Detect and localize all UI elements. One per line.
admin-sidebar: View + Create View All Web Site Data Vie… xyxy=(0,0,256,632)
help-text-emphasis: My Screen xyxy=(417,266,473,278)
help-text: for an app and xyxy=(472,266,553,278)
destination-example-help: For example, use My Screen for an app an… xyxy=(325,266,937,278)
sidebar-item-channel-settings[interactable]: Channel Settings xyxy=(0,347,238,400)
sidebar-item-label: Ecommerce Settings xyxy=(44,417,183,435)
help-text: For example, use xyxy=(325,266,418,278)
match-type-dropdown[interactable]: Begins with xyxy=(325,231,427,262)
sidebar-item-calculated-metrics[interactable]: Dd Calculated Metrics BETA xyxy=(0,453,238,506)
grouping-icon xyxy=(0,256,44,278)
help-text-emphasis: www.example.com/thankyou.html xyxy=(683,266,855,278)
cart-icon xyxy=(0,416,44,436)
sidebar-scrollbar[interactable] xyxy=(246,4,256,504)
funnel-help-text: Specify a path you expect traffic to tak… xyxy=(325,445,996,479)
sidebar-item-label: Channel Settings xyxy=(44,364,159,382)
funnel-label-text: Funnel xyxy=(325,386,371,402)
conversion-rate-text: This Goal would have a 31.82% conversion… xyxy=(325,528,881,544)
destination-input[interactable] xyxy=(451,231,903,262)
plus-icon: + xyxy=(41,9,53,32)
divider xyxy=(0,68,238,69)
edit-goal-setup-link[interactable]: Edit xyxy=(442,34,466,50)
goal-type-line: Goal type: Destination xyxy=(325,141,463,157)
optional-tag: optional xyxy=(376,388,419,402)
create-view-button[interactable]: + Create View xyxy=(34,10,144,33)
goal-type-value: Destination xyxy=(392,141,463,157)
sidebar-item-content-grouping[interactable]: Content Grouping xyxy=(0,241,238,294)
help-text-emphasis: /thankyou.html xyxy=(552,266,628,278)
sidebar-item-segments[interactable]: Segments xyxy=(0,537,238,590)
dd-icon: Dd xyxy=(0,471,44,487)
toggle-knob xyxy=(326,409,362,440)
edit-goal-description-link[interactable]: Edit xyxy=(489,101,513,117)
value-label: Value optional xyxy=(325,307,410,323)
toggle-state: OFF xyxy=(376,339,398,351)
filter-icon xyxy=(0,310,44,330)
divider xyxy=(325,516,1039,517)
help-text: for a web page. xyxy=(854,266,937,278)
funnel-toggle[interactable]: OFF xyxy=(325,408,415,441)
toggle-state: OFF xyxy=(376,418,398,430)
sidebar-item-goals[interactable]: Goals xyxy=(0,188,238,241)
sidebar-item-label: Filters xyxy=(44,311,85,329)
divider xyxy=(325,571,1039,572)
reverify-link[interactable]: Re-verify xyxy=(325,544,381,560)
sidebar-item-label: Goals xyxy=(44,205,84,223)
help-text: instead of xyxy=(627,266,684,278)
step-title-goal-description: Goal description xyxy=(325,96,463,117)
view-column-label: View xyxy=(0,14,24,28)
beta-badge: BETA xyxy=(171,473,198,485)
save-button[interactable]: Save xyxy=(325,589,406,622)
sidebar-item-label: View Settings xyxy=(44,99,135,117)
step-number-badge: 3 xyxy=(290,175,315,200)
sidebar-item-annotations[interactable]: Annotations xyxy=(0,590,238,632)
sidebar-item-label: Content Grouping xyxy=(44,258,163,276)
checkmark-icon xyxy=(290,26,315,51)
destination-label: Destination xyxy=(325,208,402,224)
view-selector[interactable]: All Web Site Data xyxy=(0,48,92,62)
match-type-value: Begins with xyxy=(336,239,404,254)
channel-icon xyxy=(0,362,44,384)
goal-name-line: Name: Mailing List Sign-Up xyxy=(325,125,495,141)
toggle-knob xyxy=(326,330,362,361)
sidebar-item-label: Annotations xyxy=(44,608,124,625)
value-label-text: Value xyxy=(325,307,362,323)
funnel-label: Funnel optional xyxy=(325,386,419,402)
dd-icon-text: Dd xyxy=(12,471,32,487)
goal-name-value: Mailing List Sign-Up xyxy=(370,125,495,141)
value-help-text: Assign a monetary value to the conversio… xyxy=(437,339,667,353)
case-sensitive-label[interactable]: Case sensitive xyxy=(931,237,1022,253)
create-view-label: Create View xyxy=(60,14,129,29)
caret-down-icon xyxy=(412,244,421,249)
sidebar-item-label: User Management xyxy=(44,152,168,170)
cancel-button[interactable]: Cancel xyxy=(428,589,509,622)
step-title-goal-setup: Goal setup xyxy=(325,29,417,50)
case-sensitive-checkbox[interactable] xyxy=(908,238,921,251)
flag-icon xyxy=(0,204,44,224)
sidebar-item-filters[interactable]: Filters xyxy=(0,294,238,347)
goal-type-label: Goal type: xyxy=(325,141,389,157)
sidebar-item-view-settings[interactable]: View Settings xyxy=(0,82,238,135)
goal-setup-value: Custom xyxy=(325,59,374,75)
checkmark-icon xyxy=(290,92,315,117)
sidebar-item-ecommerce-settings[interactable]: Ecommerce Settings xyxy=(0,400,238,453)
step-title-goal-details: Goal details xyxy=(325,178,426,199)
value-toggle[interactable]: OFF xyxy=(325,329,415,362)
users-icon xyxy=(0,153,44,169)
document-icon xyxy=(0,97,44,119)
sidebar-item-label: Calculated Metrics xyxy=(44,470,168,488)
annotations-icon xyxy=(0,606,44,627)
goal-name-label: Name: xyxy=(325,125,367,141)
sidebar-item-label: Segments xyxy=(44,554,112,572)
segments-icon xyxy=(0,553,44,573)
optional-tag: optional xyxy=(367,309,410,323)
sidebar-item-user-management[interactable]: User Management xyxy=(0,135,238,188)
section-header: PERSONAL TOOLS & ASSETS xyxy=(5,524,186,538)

————

• [Set task]
Rewrite the records above so that every "OFF" becomes "ON", with nothing else changed.

• [Exercise answer]
Detect and localize all UI elements. One per line.
admin-sidebar: View + Create View All Web Site Data Vie… xyxy=(0,0,256,632)
help-text-emphasis: My Screen xyxy=(417,266,473,278)
help-text: for an app and xyxy=(472,266,553,278)
destination-example-help: For example, use My Screen for an app an… xyxy=(325,266,937,278)
sidebar-item-channel-settings[interactable]: Channel Settings xyxy=(0,347,238,400)
sidebar-item-label: Ecommerce Settings xyxy=(44,417,183,435)
help-text: For example, use xyxy=(325,266,418,278)
match-type-dropdown[interactable]: Begins with xyxy=(325,231,427,262)
sidebar-item-calculated-metrics[interactable]: Dd Calculated Metrics BETA xyxy=(0,453,238,506)
grouping-icon xyxy=(0,256,44,278)
help-text-emphasis: www.example.com/thankyou.html xyxy=(683,266,855,278)
cart-icon xyxy=(0,416,44,436)
sidebar-scrollbar[interactable] xyxy=(246,4,256,504)
funnel-help-text: Specify a path you expect traffic to tak… xyxy=(325,445,996,479)
sidebar-item-label: Channel Settings xyxy=(44,364,159,382)
funnel-label-text: Funnel xyxy=(325,386,371,402)
conversion-rate-text: This Goal would have a 31.82% conversion… xyxy=(325,528,881,544)
destination-input[interactable] xyxy=(451,231,903,262)
plus-icon: + xyxy=(41,9,53,32)
divider xyxy=(0,68,238,69)
edit-goal-setup-link[interactable]: Edit xyxy=(442,34,466,50)
goal-type-line: Goal type: Destination xyxy=(325,141,463,157)
optional-tag: optional xyxy=(376,388,419,402)
create-view-button[interactable]: + Create View xyxy=(34,10,144,33)
goal-type-value: Destination xyxy=(392,141,463,157)
sidebar-item-content-grouping[interactable]: Content Grouping xyxy=(0,241,238,294)
help-text-emphasis: /thankyou.html xyxy=(552,266,628,278)
sidebar-item-segments[interactable]: Segments xyxy=(0,537,238,590)
dd-icon: Dd xyxy=(0,471,44,487)
toggle-knob xyxy=(326,409,362,440)
edit-goal-description-link[interactable]: Edit xyxy=(489,101,513,117)
value-label: Value optional xyxy=(325,307,410,323)
toggle-state: ON xyxy=(376,339,398,351)
filter-icon xyxy=(0,310,44,330)
divider xyxy=(325,516,1039,517)
help-text: for a web page. xyxy=(854,266,937,278)
funnel-toggle[interactable]: ON xyxy=(325,408,415,441)
toggle-state: ON xyxy=(376,418,398,430)
sidebar-item-goals[interactable]: Goals xyxy=(0,188,238,241)
sidebar-item-label: Filters xyxy=(44,311,85,329)
divider xyxy=(325,571,1039,572)
reverify-link[interactable]: Re-verify xyxy=(325,544,381,560)
sidebar-item-label: Goals xyxy=(44,205,84,223)
help-text: instead of xyxy=(627,266,684,278)
step-title-goal-description: Goal description xyxy=(325,96,463,117)
view-column-label: View xyxy=(0,14,24,28)
beta-badge: BETA xyxy=(171,473,198,485)
save-button[interactable]: Save xyxy=(325,589,406,622)
sidebar-item-label: View Settings xyxy=(44,99,135,117)
step-number-badge: 3 xyxy=(290,175,315,200)
sidebar-item-annotations[interactable]: Annotations xyxy=(0,590,238,632)
sidebar-item-label: Content Grouping xyxy=(44,258,163,276)
checkmark-icon xyxy=(290,26,315,51)
destination-label: Destination xyxy=(325,208,402,224)
view-selector[interactable]: All Web Site Data xyxy=(0,48,92,62)
match-type-value: Begins with xyxy=(336,239,404,254)
channel-icon xyxy=(0,362,44,384)
goal-name-line: Name: Mailing List Sign-Up xyxy=(325,125,495,141)
toggle-knob xyxy=(326,330,362,361)
sidebar-item-label: Annotations xyxy=(44,608,124,625)
value-label-text: Value xyxy=(325,307,362,323)
funnel-label: Funnel optional xyxy=(325,386,419,402)
dd-icon-text: Dd xyxy=(12,471,32,487)
goal-name-value: Mailing List Sign-Up xyxy=(370,125,495,141)
value-help-text: Assign a monetary value to the conversio… xyxy=(437,339,667,353)
case-sensitive-label[interactable]: Case sensitive xyxy=(931,237,1022,253)
create-view-label: Create View xyxy=(60,14,129,29)
caret-down-icon xyxy=(412,244,421,249)
sidebar-item-label: User Management xyxy=(44,152,168,170)
cancel-button[interactable]: Cancel xyxy=(428,589,509,622)
step-title-goal-setup: Goal setup xyxy=(325,29,417,50)
case-sensitive-checkbox[interactable] xyxy=(908,238,921,251)
flag-icon xyxy=(0,204,44,224)
sidebar-item-filters[interactable]: Filters xyxy=(0,294,238,347)
goal-type-label: Goal type: xyxy=(325,141,389,157)
sidebar-item-view-settings[interactable]: View Settings xyxy=(0,82,238,135)
goal-setup-value: Custom xyxy=(325,59,374,75)
checkmark-icon xyxy=(290,92,315,117)
sidebar-item-ecommerce-settings[interactable]: Ecommerce Settings xyxy=(0,400,238,453)
step-title-goal-details: Goal details xyxy=(325,178,426,199)
value-toggle[interactable]: ON xyxy=(325,329,415,362)
users-icon xyxy=(0,153,44,169)
document-icon xyxy=(0,97,44,119)
sidebar-item-label: Calculated Metrics xyxy=(44,470,168,488)
annotations-icon xyxy=(0,606,44,627)
goal-name-label: Name: xyxy=(325,125,367,141)
sidebar-item-label: Segments xyxy=(44,554,112,572)
segments-icon xyxy=(0,553,44,573)
optional-tag: optional xyxy=(367,309,410,323)
sidebar-item-user-management[interactable]: User Management xyxy=(0,135,238,188)
section-header: PERSONAL TOOLS & ASSETS xyxy=(5,524,186,538)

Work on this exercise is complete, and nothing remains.